Request:
In the material below, find how many lines contain the string "price". Write only that number.

Records supplied:
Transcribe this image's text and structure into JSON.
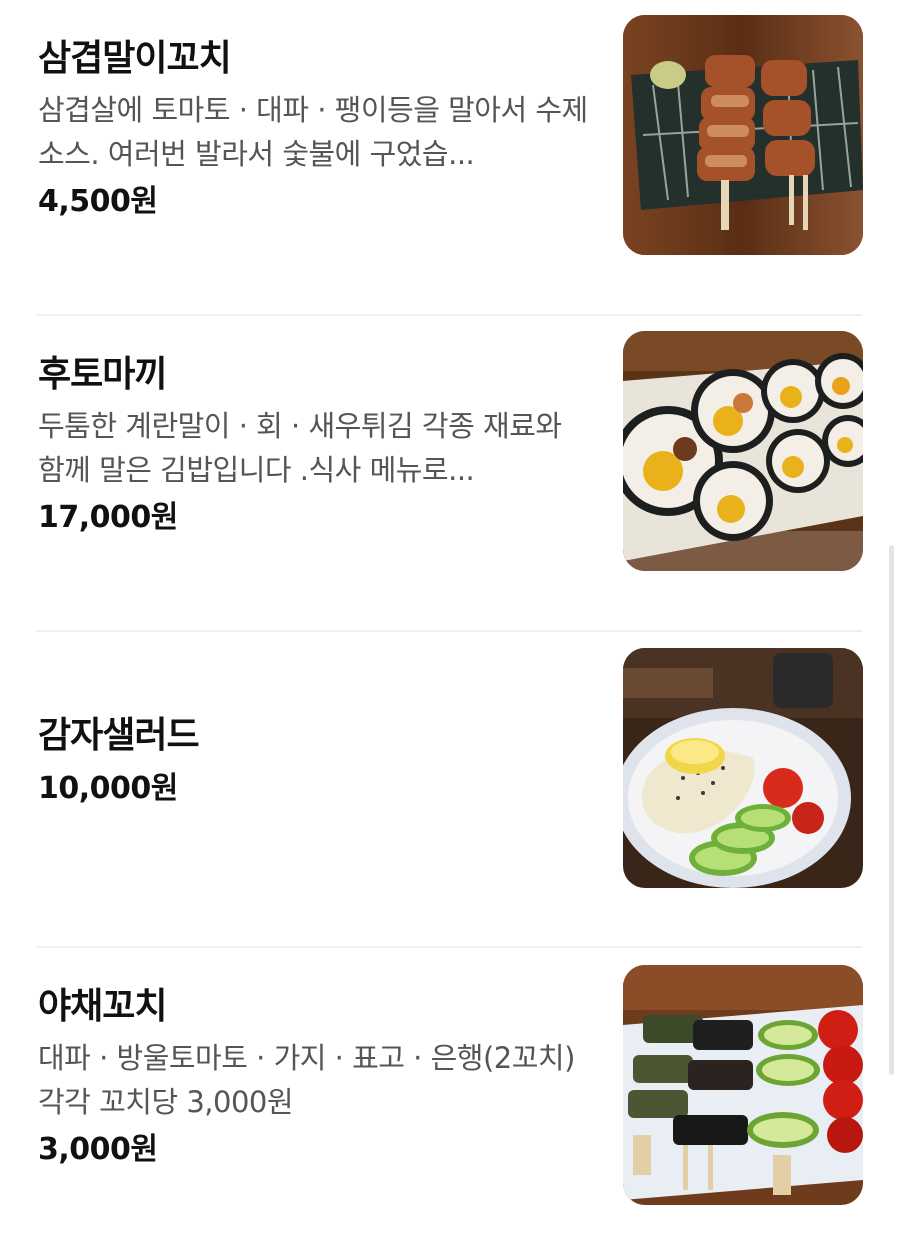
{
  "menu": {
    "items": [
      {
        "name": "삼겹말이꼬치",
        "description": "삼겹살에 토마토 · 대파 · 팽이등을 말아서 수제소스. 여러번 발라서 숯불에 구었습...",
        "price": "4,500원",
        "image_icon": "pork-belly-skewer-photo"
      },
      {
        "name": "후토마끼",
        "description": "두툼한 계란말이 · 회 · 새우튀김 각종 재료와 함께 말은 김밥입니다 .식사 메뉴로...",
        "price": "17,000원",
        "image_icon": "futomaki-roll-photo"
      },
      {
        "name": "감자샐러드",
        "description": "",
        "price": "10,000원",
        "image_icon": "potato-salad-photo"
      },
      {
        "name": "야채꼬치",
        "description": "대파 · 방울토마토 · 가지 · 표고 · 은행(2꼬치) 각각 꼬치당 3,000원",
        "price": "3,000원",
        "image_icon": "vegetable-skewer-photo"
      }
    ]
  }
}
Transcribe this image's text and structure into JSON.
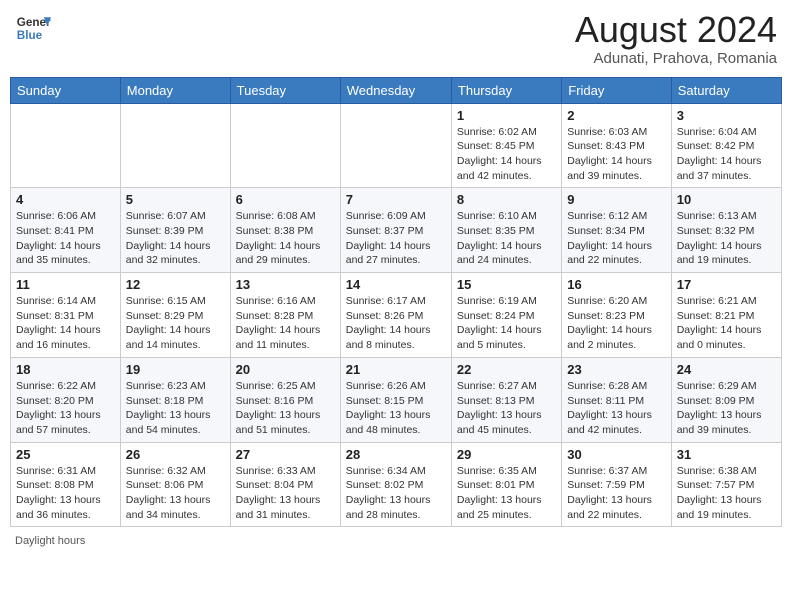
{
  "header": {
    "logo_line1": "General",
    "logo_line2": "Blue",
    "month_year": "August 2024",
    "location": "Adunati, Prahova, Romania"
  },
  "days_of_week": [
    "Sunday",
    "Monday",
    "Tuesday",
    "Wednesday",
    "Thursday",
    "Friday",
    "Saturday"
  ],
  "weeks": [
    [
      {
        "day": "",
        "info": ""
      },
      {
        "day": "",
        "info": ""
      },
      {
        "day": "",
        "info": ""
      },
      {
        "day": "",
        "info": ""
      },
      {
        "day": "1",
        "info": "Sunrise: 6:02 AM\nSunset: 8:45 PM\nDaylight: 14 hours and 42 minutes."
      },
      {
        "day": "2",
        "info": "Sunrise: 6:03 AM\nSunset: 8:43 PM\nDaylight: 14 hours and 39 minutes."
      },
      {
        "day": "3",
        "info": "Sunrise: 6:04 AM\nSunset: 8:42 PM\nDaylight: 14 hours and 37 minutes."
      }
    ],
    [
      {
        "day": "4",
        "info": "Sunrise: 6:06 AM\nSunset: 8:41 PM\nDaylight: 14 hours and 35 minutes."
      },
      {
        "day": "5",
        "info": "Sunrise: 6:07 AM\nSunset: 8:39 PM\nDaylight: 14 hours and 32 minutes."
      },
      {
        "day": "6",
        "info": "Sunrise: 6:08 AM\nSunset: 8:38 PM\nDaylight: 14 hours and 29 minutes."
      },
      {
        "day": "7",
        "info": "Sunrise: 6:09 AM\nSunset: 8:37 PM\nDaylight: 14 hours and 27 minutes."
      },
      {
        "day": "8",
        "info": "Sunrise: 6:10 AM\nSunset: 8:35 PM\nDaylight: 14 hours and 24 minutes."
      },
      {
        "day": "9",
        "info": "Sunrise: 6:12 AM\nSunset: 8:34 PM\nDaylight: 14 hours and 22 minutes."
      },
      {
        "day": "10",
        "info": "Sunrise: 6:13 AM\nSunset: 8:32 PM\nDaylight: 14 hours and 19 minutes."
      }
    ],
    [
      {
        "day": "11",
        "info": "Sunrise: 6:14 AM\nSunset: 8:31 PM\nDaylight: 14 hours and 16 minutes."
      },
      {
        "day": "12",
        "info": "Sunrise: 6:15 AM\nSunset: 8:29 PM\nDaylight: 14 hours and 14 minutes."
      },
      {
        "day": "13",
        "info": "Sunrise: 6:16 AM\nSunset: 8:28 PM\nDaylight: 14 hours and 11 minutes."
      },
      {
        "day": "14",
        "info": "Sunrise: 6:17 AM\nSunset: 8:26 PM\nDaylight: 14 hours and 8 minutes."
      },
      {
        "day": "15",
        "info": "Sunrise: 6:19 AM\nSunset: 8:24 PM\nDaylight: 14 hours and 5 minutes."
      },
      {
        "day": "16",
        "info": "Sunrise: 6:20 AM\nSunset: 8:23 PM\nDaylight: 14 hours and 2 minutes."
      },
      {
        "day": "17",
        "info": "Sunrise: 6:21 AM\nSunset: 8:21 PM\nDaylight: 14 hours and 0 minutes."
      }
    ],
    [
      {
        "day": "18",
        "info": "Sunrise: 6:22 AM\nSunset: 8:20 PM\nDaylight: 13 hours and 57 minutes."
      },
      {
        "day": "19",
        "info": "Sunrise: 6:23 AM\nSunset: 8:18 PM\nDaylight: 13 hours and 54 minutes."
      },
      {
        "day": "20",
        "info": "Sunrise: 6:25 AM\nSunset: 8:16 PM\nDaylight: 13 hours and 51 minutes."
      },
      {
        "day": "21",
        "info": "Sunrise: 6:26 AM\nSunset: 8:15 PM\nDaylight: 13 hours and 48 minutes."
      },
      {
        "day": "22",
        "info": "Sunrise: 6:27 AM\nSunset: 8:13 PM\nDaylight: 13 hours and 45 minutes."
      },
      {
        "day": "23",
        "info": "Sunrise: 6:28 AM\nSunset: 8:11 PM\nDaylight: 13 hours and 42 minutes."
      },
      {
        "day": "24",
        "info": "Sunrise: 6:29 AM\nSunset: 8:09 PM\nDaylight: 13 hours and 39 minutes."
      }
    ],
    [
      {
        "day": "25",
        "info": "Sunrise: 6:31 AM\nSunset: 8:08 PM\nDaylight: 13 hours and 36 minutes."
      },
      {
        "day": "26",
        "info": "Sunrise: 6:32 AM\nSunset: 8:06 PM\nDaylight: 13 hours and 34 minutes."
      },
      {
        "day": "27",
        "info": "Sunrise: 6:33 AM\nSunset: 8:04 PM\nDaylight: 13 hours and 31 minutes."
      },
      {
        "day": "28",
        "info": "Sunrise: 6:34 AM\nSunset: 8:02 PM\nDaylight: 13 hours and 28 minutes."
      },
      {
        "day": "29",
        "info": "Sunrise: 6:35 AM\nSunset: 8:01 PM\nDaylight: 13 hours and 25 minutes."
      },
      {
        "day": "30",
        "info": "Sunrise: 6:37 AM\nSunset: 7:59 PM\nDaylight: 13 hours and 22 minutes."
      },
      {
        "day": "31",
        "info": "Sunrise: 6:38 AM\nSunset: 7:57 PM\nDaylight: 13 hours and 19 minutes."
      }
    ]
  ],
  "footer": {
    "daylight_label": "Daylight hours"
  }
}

Exercise solution:
4